Set problem
Scan the material and copy every line in which "photons" appears.

Material for the task
##########
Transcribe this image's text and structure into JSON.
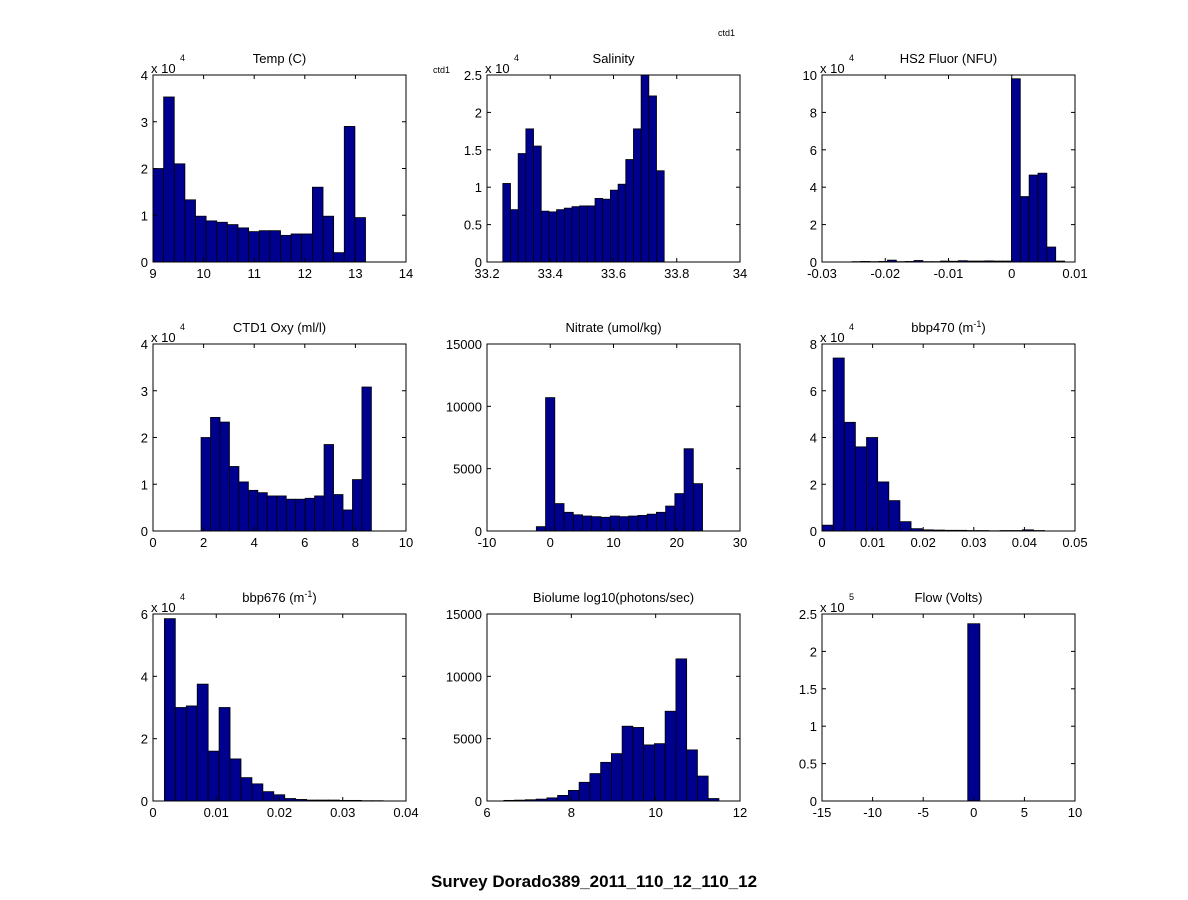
{
  "figure": {
    "suptitle": "Survey Dorado389_2011_110_12_110_12",
    "annotations": [
      "ctd1",
      "ctd1"
    ],
    "bar_color": "#00008f",
    "edge_color": "#000000"
  },
  "chart_data": [
    {
      "type": "bar",
      "title": "Temp (C)",
      "title_html": "Temp (C)",
      "multiplier": "4",
      "xlim": [
        9,
        14
      ],
      "ylim": [
        0,
        4
      ],
      "xticks": [
        9,
        10,
        11,
        12,
        13,
        14
      ],
      "xticklabels": [
        "9",
        "10",
        "11",
        "12",
        "13",
        "14"
      ],
      "yticks": [
        0,
        1,
        2,
        3,
        4
      ],
      "yticklabels": [
        "0",
        "1",
        "2",
        "3",
        "4"
      ],
      "bin_start": 9.0,
      "bin_width": 0.21,
      "values": [
        2.0,
        3.53,
        2.1,
        1.33,
        0.98,
        0.88,
        0.85,
        0.8,
        0.73,
        0.65,
        0.67,
        0.67,
        0.57,
        0.6,
        0.6,
        1.6,
        0.98,
        0.2,
        2.9,
        0.95
      ]
    },
    {
      "type": "bar",
      "title": "Salinity",
      "title_html": "Salinity",
      "multiplier": "4",
      "xlim": [
        33.2,
        34
      ],
      "ylim": [
        0,
        2.5
      ],
      "xticks": [
        33.2,
        33.4,
        33.6,
        33.8,
        34
      ],
      "xticklabels": [
        "33.2",
        "33.4",
        "33.6",
        "33.8",
        "34"
      ],
      "yticks": [
        0,
        0.5,
        1,
        1.5,
        2,
        2.5
      ],
      "yticklabels": [
        "0",
        "0.5",
        "1",
        "1.5",
        "2",
        "2.5"
      ],
      "bin_start": 33.25,
      "bin_width": 0.0243,
      "values": [
        1.05,
        0.7,
        1.45,
        1.78,
        1.55,
        0.68,
        0.67,
        0.7,
        0.72,
        0.74,
        0.75,
        0.75,
        0.85,
        0.84,
        0.96,
        1.04,
        1.37,
        1.78,
        2.5,
        2.22,
        1.22
      ]
    },
    {
      "type": "bar",
      "title": "HS2 Fluor (NFU)",
      "title_html": "HS2 Fluor (NFU)",
      "multiplier": "4",
      "xlim": [
        -0.03,
        0.01
      ],
      "ylim": [
        0,
        10
      ],
      "xticks": [
        -0.03,
        -0.02,
        -0.01,
        0,
        0.01
      ],
      "xticklabels": [
        "-0.03",
        "-0.02",
        "-0.01",
        "0",
        "0.01"
      ],
      "yticks": [
        0,
        2,
        4,
        6,
        8,
        10
      ],
      "yticklabels": [
        "0",
        "2",
        "4",
        "6",
        "8",
        "10"
      ],
      "bin_start": -0.02525,
      "bin_width": 0.0014,
      "values": [
        0.02,
        0.03,
        0.02,
        0.03,
        0.1,
        0.02,
        0.03,
        0.08,
        0.02,
        0.02,
        0.05,
        0.04,
        0.07,
        0.05,
        0.05,
        0.06,
        0.05,
        0.05,
        9.8,
        3.5,
        4.65,
        4.75,
        0.8,
        0.05
      ]
    },
    {
      "type": "bar",
      "title": "CTD1 Oxy (ml/l)",
      "title_html": "CTD1 Oxy (ml/l)",
      "multiplier": "4",
      "xlim": [
        0,
        10
      ],
      "ylim": [
        0,
        4
      ],
      "xticks": [
        0,
        2,
        4,
        6,
        8,
        10
      ],
      "xticklabels": [
        "0",
        "2",
        "4",
        "6",
        "8",
        "10"
      ],
      "yticks": [
        0,
        1,
        2,
        3,
        4
      ],
      "yticklabels": [
        "0",
        "1",
        "2",
        "3",
        "4"
      ],
      "bin_start": 1.9,
      "bin_width": 0.374,
      "values": [
        2.0,
        2.43,
        2.33,
        1.38,
        1.05,
        0.87,
        0.82,
        0.75,
        0.75,
        0.68,
        0.68,
        0.7,
        0.75,
        1.85,
        0.78,
        0.45,
        1.1,
        3.08
      ]
    },
    {
      "type": "bar",
      "title": "Nitrate (umol/kg)",
      "title_html": "Nitrate (umol/kg)",
      "multiplier": "",
      "xlim": [
        -10,
        30
      ],
      "ylim": [
        0,
        15000
      ],
      "xticks": [
        -10,
        0,
        10,
        20,
        30
      ],
      "xticklabels": [
        "-10",
        "0",
        "10",
        "20",
        "30"
      ],
      "yticks": [
        0,
        5000,
        10000,
        15000
      ],
      "yticklabels": [
        "0",
        "5000",
        "10000",
        "15000"
      ],
      "bin_start": -2.2,
      "bin_width": 1.46,
      "values": [
        350,
        10700,
        2200,
        1500,
        1300,
        1200,
        1150,
        1100,
        1200,
        1150,
        1200,
        1250,
        1350,
        1500,
        2000,
        3000,
        6600,
        3800
      ]
    },
    {
      "type": "bar",
      "title": "bbp470 (m-1)",
      "title_html": "bbp470 (m<tspan baseline-shift=\"super\" font-size=\"9\">-1</tspan>)",
      "multiplier": "4",
      "xlim": [
        0,
        0.05
      ],
      "ylim": [
        0,
        8
      ],
      "xticks": [
        0,
        0.01,
        0.02,
        0.03,
        0.04,
        0.05
      ],
      "xticklabels": [
        "0",
        "0.01",
        "0.02",
        "0.03",
        "0.04",
        "0.05"
      ],
      "yticks": [
        0,
        2,
        4,
        6,
        8
      ],
      "yticklabels": [
        "0",
        "2",
        "4",
        "6",
        "8"
      ],
      "bin_start": 0.0,
      "bin_width": 0.0022,
      "values": [
        0.25,
        7.4,
        4.65,
        3.6,
        4.0,
        2.1,
        1.3,
        0.4,
        0.1,
        0.05,
        0.04,
        0.03,
        0.03,
        0.02,
        0.02,
        0.01,
        0.02,
        0.02,
        0.05,
        0.02
      ]
    },
    {
      "type": "bar",
      "title": "bbp676 (m-1)",
      "title_html": "bbp676 (m<tspan baseline-shift=\"super\" font-size=\"9\">-1</tspan>)",
      "multiplier": "4",
      "xlim": [
        0,
        0.04
      ],
      "ylim": [
        0,
        6
      ],
      "xticks": [
        0,
        0.01,
        0.02,
        0.03,
        0.04
      ],
      "xticklabels": [
        "0",
        "0.01",
        "0.02",
        "0.03",
        "0.04"
      ],
      "yticks": [
        0,
        2,
        4,
        6
      ],
      "yticklabels": [
        "0",
        "2",
        "4",
        "6"
      ],
      "bin_start": 0.0018,
      "bin_width": 0.00173,
      "values": [
        5.85,
        3.0,
        3.05,
        3.75,
        1.6,
        3.0,
        1.35,
        0.75,
        0.55,
        0.3,
        0.2,
        0.08,
        0.05,
        0.03,
        0.03,
        0.03,
        0.02,
        0.02,
        0.01,
        0.01
      ]
    },
    {
      "type": "bar",
      "title": "Biolume log10(photons/sec)",
      "title_html": "Biolume log10(photons/sec)",
      "multiplier": "",
      "xlim": [
        6,
        12
      ],
      "ylim": [
        0,
        15000
      ],
      "xticks": [
        6,
        8,
        10,
        12
      ],
      "xticklabels": [
        "6",
        "8",
        "10",
        "12"
      ],
      "yticks": [
        0,
        5000,
        10000,
        15000
      ],
      "yticklabels": [
        "0",
        "5000",
        "10000",
        "15000"
      ],
      "bin_start": 6.4,
      "bin_width": 0.255,
      "values": [
        50,
        70,
        100,
        150,
        250,
        450,
        850,
        1500,
        2200,
        3100,
        3800,
        6000,
        5900,
        4500,
        4600,
        7200,
        11400,
        4100,
        2000,
        200
      ]
    },
    {
      "type": "bar",
      "title": "Flow (Volts)",
      "title_html": "Flow (Volts)",
      "multiplier": "5",
      "xlim": [
        -15,
        10
      ],
      "ylim": [
        0,
        2.5
      ],
      "xticks": [
        -15,
        -10,
        -5,
        0,
        5,
        10
      ],
      "xticklabels": [
        "-15",
        "-10",
        "-5",
        "0",
        "5",
        "10"
      ],
      "yticks": [
        0,
        0.5,
        1,
        1.5,
        2,
        2.5
      ],
      "yticklabels": [
        "0",
        "0.5",
        "1",
        "1.5",
        "2",
        "2.5"
      ],
      "bin_start": -0.6,
      "bin_width": 1.2,
      "values": [
        2.37
      ]
    }
  ]
}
##########
Result of this task
      "title": "Biolume log10(photons/sec)",
      "title_html": "Biolume log10(photons/sec)",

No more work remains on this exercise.